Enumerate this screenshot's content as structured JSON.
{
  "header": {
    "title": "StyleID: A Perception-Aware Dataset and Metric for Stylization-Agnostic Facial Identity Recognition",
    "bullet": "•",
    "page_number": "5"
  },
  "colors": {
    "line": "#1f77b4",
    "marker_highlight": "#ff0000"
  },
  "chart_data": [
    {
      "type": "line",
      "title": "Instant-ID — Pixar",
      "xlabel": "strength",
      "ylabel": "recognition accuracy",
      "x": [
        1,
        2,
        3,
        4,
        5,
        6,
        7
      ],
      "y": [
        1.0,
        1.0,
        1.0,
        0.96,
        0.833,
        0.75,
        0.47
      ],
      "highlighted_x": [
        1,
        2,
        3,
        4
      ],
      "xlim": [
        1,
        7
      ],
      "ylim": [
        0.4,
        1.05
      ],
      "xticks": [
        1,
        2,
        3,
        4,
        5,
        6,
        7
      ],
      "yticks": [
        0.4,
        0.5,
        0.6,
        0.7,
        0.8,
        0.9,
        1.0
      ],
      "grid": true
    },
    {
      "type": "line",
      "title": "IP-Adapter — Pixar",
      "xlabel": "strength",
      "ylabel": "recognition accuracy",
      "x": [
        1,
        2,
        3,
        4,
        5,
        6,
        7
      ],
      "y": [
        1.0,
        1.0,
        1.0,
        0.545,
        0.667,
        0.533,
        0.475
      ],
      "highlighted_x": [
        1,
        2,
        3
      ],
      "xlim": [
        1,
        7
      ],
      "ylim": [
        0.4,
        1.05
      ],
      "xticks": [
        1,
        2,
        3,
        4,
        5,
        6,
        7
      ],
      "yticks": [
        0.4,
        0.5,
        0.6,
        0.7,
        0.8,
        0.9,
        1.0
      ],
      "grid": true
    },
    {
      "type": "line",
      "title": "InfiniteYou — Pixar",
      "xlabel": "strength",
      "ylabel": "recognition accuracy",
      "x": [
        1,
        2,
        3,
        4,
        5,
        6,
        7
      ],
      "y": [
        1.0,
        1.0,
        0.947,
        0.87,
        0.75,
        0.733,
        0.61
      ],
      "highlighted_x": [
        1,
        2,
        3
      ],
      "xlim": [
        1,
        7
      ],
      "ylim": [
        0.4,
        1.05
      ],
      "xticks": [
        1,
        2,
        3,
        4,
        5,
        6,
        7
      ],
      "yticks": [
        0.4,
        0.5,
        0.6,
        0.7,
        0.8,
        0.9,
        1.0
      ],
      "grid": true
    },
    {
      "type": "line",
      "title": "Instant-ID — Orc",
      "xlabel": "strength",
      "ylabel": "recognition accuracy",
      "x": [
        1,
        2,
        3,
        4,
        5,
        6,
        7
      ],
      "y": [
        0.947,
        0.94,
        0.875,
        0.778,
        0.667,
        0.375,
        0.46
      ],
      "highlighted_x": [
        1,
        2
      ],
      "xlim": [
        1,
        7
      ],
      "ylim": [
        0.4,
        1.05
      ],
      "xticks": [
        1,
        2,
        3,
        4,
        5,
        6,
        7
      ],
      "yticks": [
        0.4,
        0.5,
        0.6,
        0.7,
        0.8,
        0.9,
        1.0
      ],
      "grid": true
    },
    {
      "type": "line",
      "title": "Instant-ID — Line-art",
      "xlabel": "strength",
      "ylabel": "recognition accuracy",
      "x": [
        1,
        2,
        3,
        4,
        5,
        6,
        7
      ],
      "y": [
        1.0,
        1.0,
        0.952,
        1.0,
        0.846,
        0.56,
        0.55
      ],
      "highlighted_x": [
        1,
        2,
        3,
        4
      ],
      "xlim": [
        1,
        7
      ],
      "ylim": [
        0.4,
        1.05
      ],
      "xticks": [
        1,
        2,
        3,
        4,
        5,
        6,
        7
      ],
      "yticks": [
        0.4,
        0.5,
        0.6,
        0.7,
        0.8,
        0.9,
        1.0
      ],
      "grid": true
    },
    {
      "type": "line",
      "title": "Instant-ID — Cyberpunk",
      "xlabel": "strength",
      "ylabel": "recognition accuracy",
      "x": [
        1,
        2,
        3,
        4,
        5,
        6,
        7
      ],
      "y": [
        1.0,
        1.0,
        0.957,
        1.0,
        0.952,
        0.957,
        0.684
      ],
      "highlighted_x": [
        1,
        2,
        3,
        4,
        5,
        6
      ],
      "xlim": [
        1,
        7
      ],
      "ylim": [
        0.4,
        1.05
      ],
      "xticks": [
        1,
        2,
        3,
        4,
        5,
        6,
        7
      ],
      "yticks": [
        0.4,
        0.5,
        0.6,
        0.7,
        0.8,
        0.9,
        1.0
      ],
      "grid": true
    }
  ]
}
◇ ◇ ◇ ◇
In the listing, find all lines with the string "Pixar" and copy them.

TASK RESULT »
      "title": "Instant-ID — Pixar",
      "title": "IP-Adapter — Pixar",
      "title": "InfiniteYou — Pixar",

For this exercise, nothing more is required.